### Spatial annotation records:

***

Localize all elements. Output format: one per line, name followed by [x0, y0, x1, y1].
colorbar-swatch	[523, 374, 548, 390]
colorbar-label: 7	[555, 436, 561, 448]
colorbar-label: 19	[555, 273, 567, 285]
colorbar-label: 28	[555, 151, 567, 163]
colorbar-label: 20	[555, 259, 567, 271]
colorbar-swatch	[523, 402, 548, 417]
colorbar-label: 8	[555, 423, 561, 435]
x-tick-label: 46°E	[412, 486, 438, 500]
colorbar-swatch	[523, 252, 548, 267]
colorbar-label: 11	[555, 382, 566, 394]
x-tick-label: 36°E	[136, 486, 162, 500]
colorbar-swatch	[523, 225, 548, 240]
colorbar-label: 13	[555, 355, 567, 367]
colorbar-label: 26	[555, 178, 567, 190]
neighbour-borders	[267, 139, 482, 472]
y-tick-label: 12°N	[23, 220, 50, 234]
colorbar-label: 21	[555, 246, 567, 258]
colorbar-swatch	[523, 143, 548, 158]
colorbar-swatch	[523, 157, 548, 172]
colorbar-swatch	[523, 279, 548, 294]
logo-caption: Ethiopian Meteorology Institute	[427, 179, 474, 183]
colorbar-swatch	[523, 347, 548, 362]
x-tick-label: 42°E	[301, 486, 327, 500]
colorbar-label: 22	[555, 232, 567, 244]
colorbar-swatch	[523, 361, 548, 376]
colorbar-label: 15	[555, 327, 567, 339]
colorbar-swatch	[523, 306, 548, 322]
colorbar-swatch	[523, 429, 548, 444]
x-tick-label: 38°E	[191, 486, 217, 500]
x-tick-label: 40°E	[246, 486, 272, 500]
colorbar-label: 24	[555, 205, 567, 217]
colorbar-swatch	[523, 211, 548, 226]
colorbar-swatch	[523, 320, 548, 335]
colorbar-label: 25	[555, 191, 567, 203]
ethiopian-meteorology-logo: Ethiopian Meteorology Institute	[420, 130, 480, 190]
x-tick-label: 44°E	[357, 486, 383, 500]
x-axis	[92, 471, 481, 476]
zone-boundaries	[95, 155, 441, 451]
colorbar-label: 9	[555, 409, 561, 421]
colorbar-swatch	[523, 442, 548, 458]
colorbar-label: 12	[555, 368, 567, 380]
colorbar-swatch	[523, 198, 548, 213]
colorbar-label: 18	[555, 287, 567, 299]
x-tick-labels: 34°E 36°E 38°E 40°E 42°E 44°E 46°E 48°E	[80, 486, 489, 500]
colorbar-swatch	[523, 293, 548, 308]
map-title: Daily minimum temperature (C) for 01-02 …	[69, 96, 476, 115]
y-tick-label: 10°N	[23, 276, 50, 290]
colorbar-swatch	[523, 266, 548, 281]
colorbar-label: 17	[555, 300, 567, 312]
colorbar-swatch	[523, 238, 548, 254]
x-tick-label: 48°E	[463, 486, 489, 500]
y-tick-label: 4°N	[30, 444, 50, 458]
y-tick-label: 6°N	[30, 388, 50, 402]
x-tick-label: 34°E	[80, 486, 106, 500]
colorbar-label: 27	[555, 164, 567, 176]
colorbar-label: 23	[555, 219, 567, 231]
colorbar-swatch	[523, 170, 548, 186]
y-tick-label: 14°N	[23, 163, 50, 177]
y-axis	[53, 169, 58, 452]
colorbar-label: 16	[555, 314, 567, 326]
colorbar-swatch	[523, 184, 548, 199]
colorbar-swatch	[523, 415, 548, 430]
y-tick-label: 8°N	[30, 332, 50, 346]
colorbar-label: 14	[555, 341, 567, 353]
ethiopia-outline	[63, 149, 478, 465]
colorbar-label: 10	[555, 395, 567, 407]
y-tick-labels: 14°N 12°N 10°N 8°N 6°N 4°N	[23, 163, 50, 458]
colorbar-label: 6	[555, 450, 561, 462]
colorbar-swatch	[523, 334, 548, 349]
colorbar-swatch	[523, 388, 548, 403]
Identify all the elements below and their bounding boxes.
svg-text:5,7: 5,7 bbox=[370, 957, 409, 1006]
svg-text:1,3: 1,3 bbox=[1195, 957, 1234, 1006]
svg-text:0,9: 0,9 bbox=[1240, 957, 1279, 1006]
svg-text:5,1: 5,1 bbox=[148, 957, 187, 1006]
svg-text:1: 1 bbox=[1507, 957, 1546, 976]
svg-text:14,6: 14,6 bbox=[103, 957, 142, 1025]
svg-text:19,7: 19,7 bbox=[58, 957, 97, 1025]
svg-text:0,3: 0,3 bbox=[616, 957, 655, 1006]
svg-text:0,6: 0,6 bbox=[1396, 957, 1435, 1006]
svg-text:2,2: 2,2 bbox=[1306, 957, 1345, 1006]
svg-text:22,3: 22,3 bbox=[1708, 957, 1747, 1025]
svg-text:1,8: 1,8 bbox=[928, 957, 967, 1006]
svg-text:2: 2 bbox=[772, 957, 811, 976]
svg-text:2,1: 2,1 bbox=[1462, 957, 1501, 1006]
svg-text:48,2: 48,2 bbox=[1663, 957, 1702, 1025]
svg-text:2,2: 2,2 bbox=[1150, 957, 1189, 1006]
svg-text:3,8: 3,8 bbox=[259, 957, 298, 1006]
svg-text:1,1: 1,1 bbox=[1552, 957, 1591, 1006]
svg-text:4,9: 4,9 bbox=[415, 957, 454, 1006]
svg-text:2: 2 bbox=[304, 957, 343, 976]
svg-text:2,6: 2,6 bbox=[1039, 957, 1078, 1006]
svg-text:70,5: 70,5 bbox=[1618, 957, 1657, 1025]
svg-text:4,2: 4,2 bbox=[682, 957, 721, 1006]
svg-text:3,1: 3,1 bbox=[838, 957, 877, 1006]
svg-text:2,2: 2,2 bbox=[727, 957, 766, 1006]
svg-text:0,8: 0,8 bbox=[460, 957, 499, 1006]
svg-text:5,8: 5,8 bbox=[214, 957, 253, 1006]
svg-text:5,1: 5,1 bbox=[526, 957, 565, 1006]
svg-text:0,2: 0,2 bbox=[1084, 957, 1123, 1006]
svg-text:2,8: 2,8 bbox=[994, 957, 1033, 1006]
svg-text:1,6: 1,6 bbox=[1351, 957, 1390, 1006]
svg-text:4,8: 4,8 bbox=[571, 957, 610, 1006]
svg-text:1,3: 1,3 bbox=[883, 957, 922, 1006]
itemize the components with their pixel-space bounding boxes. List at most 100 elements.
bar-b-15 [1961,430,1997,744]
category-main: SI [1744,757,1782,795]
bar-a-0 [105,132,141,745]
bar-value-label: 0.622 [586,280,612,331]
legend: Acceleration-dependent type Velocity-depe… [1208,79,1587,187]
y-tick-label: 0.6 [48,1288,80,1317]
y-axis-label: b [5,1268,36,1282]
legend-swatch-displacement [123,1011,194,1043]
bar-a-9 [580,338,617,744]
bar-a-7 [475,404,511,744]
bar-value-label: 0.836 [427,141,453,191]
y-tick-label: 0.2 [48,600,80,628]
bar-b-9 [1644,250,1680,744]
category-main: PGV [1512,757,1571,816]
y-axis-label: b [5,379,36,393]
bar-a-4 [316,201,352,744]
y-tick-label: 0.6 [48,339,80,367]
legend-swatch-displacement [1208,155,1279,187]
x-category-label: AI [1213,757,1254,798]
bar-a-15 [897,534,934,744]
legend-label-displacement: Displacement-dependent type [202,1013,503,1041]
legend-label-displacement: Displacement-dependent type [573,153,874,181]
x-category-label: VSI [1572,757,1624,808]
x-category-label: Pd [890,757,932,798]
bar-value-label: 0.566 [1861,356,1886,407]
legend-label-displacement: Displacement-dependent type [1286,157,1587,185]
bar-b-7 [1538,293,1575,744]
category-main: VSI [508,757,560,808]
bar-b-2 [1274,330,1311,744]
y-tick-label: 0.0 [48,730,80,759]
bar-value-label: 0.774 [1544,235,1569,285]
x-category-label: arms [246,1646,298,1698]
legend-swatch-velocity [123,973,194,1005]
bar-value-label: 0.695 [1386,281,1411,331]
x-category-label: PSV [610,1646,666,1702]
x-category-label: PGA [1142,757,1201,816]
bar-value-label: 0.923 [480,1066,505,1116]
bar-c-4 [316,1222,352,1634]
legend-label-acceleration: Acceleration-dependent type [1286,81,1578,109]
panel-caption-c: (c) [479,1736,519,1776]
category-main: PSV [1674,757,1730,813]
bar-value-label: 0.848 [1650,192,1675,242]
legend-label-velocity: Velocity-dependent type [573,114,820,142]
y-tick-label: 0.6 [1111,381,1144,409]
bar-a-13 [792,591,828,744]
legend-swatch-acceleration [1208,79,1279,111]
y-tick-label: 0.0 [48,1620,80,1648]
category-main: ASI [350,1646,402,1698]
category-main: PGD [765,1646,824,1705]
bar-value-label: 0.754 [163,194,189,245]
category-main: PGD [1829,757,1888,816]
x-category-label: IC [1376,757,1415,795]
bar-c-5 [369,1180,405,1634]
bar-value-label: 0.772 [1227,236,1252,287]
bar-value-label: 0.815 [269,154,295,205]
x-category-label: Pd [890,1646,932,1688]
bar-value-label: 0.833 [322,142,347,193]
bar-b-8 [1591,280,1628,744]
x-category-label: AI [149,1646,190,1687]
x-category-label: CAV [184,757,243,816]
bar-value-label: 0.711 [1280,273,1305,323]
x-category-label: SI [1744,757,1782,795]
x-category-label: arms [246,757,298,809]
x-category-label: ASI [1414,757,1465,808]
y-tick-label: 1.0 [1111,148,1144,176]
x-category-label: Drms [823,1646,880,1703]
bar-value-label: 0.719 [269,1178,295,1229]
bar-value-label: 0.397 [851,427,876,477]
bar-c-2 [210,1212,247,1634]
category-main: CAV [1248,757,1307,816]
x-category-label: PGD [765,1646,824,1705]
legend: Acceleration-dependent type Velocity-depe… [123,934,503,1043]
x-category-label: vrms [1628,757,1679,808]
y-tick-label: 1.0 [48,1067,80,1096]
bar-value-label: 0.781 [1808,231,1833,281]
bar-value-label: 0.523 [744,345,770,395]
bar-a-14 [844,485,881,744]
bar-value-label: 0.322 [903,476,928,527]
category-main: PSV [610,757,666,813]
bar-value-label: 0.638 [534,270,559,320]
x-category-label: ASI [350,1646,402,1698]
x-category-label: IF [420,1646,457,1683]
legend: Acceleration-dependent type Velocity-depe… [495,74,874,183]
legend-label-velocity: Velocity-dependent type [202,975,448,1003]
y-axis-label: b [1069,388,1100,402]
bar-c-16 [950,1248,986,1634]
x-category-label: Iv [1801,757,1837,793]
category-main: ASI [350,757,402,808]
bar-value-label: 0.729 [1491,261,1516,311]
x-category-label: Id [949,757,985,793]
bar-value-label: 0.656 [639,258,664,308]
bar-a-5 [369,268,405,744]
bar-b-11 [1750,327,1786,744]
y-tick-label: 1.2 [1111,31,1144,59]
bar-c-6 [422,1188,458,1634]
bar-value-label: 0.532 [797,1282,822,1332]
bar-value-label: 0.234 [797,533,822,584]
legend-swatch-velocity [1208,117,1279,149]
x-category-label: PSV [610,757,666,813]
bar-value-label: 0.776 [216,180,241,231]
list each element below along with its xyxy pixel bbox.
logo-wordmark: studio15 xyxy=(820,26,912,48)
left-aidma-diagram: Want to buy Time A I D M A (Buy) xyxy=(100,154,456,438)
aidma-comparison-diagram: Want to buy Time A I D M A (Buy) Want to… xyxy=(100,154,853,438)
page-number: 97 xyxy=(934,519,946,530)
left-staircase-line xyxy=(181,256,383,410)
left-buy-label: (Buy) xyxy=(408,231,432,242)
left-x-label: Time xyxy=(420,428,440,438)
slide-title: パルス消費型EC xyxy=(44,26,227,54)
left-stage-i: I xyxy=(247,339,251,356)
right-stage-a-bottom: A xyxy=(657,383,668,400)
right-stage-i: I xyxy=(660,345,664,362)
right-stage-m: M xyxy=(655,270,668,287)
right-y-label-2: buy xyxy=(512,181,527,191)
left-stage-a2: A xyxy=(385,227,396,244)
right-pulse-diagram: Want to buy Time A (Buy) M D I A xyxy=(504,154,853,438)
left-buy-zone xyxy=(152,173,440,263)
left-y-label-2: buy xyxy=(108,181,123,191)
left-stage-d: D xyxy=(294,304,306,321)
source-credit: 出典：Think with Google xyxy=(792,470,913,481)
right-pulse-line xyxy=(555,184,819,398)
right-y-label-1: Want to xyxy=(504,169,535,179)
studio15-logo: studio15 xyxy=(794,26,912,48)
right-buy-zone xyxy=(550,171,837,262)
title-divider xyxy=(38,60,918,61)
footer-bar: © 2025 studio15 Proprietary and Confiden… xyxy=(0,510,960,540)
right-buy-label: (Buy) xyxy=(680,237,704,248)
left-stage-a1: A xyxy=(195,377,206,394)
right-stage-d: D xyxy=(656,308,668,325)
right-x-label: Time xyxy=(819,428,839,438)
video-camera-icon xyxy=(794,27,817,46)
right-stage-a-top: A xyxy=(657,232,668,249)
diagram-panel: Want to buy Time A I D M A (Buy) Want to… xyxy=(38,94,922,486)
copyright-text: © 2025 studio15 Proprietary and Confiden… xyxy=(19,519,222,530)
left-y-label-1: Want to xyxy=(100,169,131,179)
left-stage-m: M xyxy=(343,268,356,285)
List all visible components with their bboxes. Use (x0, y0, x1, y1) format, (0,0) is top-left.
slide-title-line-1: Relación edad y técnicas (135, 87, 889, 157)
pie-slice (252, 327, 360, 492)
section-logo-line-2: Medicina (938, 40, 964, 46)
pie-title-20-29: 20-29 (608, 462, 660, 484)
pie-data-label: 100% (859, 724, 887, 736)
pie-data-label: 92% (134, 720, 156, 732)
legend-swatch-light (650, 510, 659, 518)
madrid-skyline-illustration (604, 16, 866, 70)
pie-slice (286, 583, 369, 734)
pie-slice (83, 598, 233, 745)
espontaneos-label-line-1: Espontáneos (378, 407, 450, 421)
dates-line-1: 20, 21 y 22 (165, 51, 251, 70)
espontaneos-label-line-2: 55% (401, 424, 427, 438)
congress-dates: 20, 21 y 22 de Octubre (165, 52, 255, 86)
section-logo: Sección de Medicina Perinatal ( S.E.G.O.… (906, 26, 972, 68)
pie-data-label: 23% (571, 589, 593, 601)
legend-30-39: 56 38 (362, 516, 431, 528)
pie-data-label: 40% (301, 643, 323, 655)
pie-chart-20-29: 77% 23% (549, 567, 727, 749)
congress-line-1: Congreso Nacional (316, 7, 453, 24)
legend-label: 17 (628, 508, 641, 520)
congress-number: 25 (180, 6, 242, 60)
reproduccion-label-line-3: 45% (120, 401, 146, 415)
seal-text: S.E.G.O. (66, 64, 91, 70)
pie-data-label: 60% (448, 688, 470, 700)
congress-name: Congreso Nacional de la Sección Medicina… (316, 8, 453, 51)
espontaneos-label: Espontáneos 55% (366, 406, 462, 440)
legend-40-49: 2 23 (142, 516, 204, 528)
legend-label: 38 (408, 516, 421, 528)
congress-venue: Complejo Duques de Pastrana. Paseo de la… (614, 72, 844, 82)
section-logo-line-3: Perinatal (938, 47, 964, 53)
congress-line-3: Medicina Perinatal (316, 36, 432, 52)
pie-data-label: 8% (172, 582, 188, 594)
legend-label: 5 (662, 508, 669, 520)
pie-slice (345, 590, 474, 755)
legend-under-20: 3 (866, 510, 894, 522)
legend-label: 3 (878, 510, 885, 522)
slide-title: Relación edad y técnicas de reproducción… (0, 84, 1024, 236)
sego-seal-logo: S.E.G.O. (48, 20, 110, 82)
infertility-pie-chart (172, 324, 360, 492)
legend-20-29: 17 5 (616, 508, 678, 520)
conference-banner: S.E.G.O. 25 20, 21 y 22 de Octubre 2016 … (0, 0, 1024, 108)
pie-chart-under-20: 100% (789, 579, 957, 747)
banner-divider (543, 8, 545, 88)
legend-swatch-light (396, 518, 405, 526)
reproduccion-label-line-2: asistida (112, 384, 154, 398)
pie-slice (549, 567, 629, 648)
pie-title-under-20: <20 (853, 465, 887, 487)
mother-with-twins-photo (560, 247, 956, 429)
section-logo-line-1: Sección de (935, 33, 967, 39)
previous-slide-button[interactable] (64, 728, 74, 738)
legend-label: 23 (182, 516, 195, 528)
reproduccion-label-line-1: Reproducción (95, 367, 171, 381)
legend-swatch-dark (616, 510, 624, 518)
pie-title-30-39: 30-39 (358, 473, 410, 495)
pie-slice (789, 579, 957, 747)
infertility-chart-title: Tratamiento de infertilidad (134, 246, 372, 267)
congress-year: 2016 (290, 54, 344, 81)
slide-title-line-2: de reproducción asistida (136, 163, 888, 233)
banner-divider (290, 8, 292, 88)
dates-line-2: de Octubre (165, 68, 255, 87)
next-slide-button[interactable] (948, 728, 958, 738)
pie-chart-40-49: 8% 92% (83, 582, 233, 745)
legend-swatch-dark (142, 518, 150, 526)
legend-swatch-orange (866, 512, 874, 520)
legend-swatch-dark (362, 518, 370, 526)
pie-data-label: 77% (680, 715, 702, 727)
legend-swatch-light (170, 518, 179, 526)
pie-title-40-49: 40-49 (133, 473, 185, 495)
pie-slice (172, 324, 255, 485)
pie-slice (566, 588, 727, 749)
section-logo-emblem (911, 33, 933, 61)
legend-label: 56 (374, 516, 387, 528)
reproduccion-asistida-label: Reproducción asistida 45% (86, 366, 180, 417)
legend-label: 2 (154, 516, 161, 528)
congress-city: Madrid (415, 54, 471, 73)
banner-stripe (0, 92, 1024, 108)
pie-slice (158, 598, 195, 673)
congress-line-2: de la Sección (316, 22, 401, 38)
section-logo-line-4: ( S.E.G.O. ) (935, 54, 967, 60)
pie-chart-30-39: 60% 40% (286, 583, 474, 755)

***

### Problem:
Please rewrite the records starting at the beginning and ending at the line containing "327, 567, 339]", with "neighbour-borders" replaced by "neighbor-borders" and everything else left unchanged.

### Task result:
Localize all elements. Output format: one per line, name followed by [x0, y0, x1, y1].
colorbar-swatch	[523, 374, 548, 390]
colorbar-label: 7	[555, 436, 561, 448]
colorbar-label: 19	[555, 273, 567, 285]
colorbar-label: 28	[555, 151, 567, 163]
colorbar-label: 20	[555, 259, 567, 271]
colorbar-swatch	[523, 402, 548, 417]
colorbar-label: 8	[555, 423, 561, 435]
x-tick-label: 46°E	[412, 486, 438, 500]
colorbar-swatch	[523, 252, 548, 267]
colorbar-label: 11	[555, 382, 566, 394]
x-tick-label: 36°E	[136, 486, 162, 500]
colorbar-swatch	[523, 225, 548, 240]
colorbar-label: 13	[555, 355, 567, 367]
colorbar-label: 26	[555, 178, 567, 190]
neighbor-borders	[267, 139, 482, 472]
y-tick-label: 12°N	[23, 220, 50, 234]
colorbar-label: 21	[555, 246, 567, 258]
colorbar-swatch	[523, 143, 548, 158]
colorbar-swatch	[523, 157, 548, 172]
colorbar-swatch	[523, 279, 548, 294]
logo-caption: Ethiopian Meteorology Institute	[427, 179, 474, 183]
colorbar-swatch	[523, 347, 548, 362]
x-tick-label: 42°E	[301, 486, 327, 500]
colorbar-label: 22	[555, 232, 567, 244]
colorbar-swatch	[523, 361, 548, 376]
colorbar-label: 15	[555, 327, 567, 339]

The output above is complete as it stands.